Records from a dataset
-=-=-

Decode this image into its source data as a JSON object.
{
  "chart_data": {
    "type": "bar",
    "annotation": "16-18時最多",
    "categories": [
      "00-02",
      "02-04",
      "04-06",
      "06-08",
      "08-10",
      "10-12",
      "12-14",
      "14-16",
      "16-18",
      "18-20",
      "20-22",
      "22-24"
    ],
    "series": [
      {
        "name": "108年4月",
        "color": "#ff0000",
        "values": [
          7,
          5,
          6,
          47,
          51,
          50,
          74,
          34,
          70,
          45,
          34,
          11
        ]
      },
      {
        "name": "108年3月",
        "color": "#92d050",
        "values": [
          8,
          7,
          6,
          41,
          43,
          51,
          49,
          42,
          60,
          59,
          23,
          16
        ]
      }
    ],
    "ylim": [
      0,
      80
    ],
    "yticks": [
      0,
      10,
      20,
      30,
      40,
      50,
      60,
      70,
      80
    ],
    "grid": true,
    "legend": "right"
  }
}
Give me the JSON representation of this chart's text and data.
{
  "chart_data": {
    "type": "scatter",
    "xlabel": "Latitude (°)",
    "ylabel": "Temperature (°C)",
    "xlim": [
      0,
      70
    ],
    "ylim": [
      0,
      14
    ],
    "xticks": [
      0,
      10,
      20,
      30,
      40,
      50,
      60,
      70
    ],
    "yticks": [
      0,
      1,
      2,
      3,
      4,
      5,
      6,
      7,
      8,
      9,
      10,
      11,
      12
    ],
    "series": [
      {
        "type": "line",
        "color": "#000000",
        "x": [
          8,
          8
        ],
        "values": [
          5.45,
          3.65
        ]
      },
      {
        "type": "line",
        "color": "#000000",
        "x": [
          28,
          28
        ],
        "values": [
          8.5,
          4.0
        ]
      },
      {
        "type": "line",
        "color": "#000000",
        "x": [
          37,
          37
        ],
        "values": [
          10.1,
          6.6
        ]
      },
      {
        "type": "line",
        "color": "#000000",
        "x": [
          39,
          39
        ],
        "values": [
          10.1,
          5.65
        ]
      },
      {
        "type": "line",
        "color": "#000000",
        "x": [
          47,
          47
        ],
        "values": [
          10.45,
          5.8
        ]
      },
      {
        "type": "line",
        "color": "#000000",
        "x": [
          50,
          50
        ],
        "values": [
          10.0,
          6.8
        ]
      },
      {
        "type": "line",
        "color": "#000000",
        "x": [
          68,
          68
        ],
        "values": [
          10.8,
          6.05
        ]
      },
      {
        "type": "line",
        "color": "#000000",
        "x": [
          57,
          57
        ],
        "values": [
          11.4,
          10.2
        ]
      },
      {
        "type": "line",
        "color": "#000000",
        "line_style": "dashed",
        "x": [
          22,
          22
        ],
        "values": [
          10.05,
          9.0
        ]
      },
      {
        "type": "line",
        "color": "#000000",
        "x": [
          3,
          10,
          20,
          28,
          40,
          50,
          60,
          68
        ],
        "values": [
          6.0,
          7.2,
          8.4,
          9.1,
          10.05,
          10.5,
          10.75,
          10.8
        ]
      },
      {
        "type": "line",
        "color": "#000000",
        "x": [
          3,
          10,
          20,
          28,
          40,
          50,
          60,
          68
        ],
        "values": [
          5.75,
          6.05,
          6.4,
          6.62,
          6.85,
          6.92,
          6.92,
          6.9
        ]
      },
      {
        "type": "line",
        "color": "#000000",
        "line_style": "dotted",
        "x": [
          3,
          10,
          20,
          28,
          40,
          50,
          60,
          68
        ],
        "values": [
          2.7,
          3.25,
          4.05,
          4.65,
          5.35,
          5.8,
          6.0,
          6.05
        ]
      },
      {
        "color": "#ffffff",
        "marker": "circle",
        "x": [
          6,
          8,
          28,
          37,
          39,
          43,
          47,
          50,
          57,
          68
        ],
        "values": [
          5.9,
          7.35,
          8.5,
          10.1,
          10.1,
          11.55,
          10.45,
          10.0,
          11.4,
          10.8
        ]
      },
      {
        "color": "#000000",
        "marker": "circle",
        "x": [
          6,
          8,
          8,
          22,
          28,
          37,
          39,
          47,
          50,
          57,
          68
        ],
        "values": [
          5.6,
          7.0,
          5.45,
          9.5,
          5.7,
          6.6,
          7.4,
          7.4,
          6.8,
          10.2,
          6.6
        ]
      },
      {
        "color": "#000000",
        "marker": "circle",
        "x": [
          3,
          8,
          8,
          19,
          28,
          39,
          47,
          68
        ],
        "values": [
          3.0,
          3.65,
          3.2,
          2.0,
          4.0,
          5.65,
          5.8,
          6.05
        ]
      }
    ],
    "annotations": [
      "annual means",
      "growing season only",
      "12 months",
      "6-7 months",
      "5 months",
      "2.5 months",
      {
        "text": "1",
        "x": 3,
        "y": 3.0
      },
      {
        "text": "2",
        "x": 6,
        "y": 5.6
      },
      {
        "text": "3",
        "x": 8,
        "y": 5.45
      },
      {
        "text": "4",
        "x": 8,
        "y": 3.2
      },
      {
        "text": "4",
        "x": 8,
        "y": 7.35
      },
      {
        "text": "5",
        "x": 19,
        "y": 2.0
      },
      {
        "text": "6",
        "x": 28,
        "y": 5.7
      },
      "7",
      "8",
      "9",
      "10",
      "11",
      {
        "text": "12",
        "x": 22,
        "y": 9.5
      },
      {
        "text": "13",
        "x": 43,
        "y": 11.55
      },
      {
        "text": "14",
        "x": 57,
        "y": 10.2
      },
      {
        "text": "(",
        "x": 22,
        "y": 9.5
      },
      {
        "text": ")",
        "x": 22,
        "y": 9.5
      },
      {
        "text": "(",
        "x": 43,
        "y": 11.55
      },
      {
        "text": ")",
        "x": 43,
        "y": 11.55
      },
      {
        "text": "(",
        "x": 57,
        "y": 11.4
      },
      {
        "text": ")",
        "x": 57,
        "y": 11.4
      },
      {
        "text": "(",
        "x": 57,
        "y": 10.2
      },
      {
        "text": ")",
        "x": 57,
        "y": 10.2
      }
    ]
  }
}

-=-=-

### What is expected
Extract the data exactly as given.

### Finished answer
Decode this image into its source data as a JSON object.
{
  "chart_data": {
    "type": "bar",
    "annotation": "16-18時最多",
    "categories": [
      "00-02",
      "02-04",
      "04-06",
      "06-08",
      "08-10",
      "10-12",
      "12-14",
      "14-16",
      "16-18",
      "18-20",
      "20-22",
      "22-24"
    ],
    "series": [
      {
        "name": "108年4月",
        "color": "#ff0000",
        "values": [
          7,
          5,
          6,
          47,
          51,
          50,
          74,
          34,
          70,
          45,
          34,
          11
        ]
      },
      {
        "name": "108年3月",
        "color": "#92d050",
        "values": [
          8,
          7,
          6,
          41,
          43,
          51,
          49,
          42,
          60,
          59,
          23,
          16
        ]
      }
    ],
    "ylim": [
      0,
      80
    ],
    "yticks": [
      0,
      10,
      20,
      30,
      40,
      50,
      60,
      70,
      80
    ],
    "grid": true,
    "legend": "right"
  }
}
Give me the JSON representation of this chart's text and data.
{
  "chart_data": {
    "type": "scatter",
    "xlabel": "Latitude (°)",
    "ylabel": "Temperature (°C)",
    "xlim": [
      0,
      70
    ],
    "ylim": [
      0,
      14
    ],
    "xticks": [
      0,
      10,
      20,
      30,
      40,
      50,
      60,
      70
    ],
    "yticks": [
      0,
      1,
      2,
      3,
      4,
      5,
      6,
      7,
      8,
      9,
      10,
      11,
      12
    ],
    "series": [
      {
        "type": "line",
        "color": "#000000",
        "x": [
          8,
          8
        ],
        "values": [
          5.45,
          3.65
        ]
      },
      {
        "type": "line",
        "color": "#000000",
        "x": [
          28,
          28
        ],
        "values": [
          8.5,
          4.0
        ]
      },
      {
        "type": "line",
        "color": "#000000",
        "x": [
          37,
          37
        ],
        "values": [
          10.1,
          6.6
        ]
      },
      {
        "type": "line",
        "color": "#000000",
        "x": [
          39,
          39
        ],
        "values": [
          10.1,
          5.65
        ]
      },
      {
        "type": "line",
        "color": "#000000",
        "x": [
          47,
          47
        ],
        "values": [
          10.45,
          5.8
        ]
      },
      {
        "type": "line",
        "color": "#000000",
        "x": [
          50,
          50
        ],
        "values": [
          10.0,
          6.8
        ]
      },
      {
        "type": "line",
        "color": "#000000",
        "x": [
          68,
          68
        ],
        "values": [
          10.8,
          6.05
        ]
      },
      {
        "type": "line",
        "color": "#000000",
        "x": [
          57,
          57
        ],
        "values": [
          11.4,
          10.2
        ]
      },
      {
        "type": "line",
        "color": "#000000",
        "line_style": "dashed",
        "x": [
          22,
          22
        ],
        "values": [
          10.05,
          9.0
        ]
      },
      {
        "type": "line",
        "color": "#000000",
        "x": [
          3,
          10,
          20,
          28,
          40,
          50,
          60,
          68
        ],
        "values": [
          6.0,
          7.2,
          8.4,
          9.1,
          10.05,
          10.5,
          10.75,
          10.8
        ]
      },
      {
        "type": "line",
        "color": "#000000",
        "x": [
          3,
          10,
          20,
          28,
          40,
          50,
          60,
          68
        ],
        "values": [
          5.75,
          6.05,
          6.4,
          6.62,
          6.85,
          6.92,
          6.92,
          6.9
        ]
      },
      {
        "type": "line",
        "color": "#000000",
        "line_style": "dotted",
        "x": [
          3,
          10,
          20,
          28,
          40,
          50,
          60,
          68
        ],
        "values": [
          2.7,
          3.25,
          4.05,
          4.65,
          5.35,
          5.8,
          6.0,
          6.05
        ]
      },
      {
        "color": "#ffffff",
        "marker": "circle",
        "x": [
          6,
          8,
          28,
          37,
          39,
          43,
          47,
          50,
          57,
          68
        ],
        "values": [
          5.9,
          7.35,
          8.5,
          10.1,
          10.1,
          11.55,
          10.45,
          10.0,
          11.4,
          10.8
        ]
      },
      {
        "color": "#000000",
        "marker": "circle",
        "x": [
          6,
          8,
          8,
          22,
          28,
          37,
          39,
          47,
          50,
          57,
          68
        ],
        "values": [
          5.6,
          7.0,
          5.45,
          9.5,
          5.7,
          6.6,
          7.4,
          7.4,
          6.8,
          10.2,
          6.6
        ]
      },
      {
        "color": "#000000",
        "marker": "circle",
        "x": [
          3,
          8,
          8,
          19,
          28,
          39,
          47,
          68
        ],
        "values": [
          3.0,
          3.65,
          3.2,
          2.0,
          4.0,
          5.65,
          5.8,
          6.05
        ]
      }
    ],
    "annotations": [
      "annual means",
      "growing season only",
      "12 months",
      "6-7 months",
      "5 months",
      "2.5 months",
      {
        "text": "1",
        "x": 3,
        "y": 3.0
      },
      {
        "text": "2",
        "x": 6,
        "y": 5.6
      },
      {
        "text": "3",
        "x": 8,
        "y": 5.45
      },
      {
        "text": "4",
        "x": 8,
        "y": 3.2
      },
      {
        "text": "4",
        "x": 8,
        "y": 7.35
      },
      {
        "text": "5",
        "x": 19,
        "y": 2.0
      },
      {
        "text": "6",
        "x": 28,
        "y": 5.7
      },
      "7",
      "8",
      "9",
      "10",
      "11",
      {
        "text": "12",
        "x": 22,
        "y": 9.5
      },
      {
        "text": "13",
        "x": 43,
        "y": 11.55
      },
      {
        "text": "14",
        "x": 57,
        "y": 10.2
      },
      {
        "text": "(",
        "x": 22,
        "y": 9.5
      },
      {
        "text": ")",
        "x": 22,
        "y": 9.5
      },
      {
        "text": "(",
        "x": 43,
        "y": 11.55
      },
      {
        "text": ")",
        "x": 43,
        "y": 11.55
      },
      {
        "text": "(",
        "x": 57,
        "y": 11.4
      },
      {
        "text": ")",
        "x": 57,
        "y": 11.4
      },
      {
        "text": "(",
        "x": 57,
        "y": 10.2
      },
      {
        "text": ")",
        "x": 57,
        "y": 10.2
      }
    ]
  }
}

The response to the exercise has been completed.